Each line of the data that includes the string "Adresse" is to be copied out.

#### RECORD SET

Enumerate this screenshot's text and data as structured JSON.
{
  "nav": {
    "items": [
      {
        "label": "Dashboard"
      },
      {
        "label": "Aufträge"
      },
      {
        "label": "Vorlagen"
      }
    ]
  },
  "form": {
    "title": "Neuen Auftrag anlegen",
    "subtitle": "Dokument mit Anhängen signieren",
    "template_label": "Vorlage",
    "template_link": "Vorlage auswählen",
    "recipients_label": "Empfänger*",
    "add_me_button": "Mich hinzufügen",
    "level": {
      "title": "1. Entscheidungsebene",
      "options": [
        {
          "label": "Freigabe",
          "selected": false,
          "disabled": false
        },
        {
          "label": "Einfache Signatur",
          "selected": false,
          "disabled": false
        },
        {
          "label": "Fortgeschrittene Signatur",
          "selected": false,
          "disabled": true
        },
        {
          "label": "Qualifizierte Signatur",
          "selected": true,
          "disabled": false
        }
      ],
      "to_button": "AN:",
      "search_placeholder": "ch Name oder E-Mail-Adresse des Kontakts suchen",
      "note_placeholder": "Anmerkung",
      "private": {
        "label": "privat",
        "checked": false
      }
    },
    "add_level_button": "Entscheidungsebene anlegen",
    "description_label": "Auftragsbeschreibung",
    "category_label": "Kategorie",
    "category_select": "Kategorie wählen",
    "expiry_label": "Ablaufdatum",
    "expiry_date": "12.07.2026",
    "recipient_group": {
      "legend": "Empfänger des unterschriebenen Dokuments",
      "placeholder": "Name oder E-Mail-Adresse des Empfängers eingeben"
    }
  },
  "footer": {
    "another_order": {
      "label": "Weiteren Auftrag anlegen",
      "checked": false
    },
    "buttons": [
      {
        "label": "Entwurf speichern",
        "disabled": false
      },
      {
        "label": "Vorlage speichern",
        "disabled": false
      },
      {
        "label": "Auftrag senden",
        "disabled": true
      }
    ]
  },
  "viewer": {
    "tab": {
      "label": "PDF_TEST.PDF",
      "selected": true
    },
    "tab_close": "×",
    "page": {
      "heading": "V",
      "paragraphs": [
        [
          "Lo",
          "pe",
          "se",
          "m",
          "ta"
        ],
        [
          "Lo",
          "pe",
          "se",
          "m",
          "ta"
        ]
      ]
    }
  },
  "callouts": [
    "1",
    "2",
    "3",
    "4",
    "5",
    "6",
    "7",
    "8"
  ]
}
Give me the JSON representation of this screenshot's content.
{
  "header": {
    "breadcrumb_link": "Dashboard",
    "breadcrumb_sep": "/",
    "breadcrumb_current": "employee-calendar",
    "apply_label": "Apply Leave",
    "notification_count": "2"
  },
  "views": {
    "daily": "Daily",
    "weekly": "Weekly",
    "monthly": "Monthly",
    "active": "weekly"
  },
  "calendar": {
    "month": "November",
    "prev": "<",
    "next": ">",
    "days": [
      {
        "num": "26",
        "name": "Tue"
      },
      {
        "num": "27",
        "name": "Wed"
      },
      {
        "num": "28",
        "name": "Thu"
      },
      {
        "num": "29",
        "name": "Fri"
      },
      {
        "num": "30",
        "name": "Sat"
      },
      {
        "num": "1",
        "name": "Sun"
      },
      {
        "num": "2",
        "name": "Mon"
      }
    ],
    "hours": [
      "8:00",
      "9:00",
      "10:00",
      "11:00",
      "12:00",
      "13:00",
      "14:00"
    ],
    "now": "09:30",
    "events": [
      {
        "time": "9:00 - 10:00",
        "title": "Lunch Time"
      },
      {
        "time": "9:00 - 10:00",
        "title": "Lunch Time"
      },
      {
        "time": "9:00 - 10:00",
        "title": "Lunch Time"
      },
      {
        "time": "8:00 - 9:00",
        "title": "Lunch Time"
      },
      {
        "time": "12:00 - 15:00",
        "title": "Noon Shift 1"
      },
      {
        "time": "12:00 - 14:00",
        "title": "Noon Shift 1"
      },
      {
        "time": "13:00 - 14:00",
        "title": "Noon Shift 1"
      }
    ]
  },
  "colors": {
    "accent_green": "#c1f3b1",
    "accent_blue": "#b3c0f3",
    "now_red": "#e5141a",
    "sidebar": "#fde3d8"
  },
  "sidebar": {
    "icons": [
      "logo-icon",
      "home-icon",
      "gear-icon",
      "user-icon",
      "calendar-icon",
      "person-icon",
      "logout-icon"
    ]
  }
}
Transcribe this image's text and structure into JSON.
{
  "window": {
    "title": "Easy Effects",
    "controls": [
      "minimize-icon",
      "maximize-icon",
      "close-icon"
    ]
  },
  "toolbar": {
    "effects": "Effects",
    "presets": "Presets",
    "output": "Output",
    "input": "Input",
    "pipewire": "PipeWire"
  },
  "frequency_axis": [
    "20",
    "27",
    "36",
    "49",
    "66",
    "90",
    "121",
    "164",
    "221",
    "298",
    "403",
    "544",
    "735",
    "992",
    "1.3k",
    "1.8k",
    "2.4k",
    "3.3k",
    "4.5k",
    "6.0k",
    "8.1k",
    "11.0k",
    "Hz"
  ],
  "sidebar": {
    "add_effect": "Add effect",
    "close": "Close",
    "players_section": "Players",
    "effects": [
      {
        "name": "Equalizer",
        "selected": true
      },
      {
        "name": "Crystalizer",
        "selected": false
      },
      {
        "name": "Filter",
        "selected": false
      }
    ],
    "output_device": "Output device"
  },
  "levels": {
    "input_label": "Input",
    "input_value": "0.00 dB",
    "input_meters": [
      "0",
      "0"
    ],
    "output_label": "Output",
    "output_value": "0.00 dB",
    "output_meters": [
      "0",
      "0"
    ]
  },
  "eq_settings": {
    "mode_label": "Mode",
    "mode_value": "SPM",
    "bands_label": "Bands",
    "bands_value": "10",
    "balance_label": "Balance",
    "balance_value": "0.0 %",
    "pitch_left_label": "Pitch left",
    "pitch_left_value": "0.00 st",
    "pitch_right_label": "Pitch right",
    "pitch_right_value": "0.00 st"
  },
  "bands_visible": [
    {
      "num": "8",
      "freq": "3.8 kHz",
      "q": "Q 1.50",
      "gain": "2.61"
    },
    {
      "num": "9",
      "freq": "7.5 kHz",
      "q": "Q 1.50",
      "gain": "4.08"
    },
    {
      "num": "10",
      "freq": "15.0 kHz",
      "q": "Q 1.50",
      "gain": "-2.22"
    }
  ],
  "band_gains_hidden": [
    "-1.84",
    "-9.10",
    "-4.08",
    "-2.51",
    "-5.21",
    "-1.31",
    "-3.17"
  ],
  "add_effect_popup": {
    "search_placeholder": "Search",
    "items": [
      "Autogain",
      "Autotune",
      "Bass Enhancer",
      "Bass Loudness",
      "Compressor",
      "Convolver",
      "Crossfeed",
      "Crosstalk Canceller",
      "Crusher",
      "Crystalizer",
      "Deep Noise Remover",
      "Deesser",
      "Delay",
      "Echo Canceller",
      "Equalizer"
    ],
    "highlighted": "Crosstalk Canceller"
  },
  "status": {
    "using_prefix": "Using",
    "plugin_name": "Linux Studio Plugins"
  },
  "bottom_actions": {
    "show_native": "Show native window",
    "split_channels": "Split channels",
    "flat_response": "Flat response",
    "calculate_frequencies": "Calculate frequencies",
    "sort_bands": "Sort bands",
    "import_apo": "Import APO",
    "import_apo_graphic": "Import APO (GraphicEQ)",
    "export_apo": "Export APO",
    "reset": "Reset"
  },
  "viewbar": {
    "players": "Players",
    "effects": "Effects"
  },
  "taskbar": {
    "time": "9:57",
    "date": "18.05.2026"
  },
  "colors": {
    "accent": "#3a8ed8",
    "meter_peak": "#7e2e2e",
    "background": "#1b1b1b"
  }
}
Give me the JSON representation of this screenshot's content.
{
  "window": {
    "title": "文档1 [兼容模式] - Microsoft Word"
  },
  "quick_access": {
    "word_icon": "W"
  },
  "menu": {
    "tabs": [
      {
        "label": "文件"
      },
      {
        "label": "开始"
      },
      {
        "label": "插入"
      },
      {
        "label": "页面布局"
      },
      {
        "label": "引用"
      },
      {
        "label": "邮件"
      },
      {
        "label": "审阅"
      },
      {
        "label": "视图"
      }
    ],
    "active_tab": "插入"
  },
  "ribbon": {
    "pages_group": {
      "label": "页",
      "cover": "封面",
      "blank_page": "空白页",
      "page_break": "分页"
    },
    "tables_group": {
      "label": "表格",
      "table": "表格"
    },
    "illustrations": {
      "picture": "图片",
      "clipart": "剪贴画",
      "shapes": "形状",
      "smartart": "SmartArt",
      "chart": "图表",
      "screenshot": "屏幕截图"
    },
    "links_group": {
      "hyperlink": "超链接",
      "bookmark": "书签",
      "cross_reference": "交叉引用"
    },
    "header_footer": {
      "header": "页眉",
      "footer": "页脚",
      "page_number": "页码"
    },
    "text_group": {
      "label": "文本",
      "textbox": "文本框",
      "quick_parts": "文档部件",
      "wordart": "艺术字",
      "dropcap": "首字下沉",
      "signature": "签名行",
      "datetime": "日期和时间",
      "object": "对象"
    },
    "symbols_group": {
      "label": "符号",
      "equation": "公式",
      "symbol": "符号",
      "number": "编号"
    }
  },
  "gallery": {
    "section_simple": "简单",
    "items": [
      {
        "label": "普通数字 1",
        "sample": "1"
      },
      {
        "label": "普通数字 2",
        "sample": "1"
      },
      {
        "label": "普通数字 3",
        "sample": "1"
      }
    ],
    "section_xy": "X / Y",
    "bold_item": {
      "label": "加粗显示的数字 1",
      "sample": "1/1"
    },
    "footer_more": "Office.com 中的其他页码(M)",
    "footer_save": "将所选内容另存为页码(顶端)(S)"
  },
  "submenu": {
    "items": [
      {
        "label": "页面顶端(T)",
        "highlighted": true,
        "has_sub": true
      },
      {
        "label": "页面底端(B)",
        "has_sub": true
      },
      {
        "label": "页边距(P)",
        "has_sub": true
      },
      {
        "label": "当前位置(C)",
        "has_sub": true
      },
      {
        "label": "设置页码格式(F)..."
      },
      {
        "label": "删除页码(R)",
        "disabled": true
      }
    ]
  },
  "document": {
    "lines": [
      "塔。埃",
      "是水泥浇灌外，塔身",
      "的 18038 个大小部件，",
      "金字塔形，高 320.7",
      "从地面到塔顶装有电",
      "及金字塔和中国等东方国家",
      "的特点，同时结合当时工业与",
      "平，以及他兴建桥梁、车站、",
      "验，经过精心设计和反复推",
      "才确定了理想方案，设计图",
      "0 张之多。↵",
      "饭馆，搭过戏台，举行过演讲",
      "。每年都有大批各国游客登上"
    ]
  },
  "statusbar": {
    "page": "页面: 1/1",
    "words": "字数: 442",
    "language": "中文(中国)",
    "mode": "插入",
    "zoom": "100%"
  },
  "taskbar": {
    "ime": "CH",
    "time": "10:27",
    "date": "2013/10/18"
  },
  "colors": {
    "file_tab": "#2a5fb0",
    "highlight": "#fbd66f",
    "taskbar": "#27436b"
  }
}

########

→ **TASK ANSWER**
      "search_placeholder": "ch Name oder E-Mail-Adresse des Kontakts suchen",
      "placeholder": "Name oder E-Mail-Adresse des Empfängers eingeben"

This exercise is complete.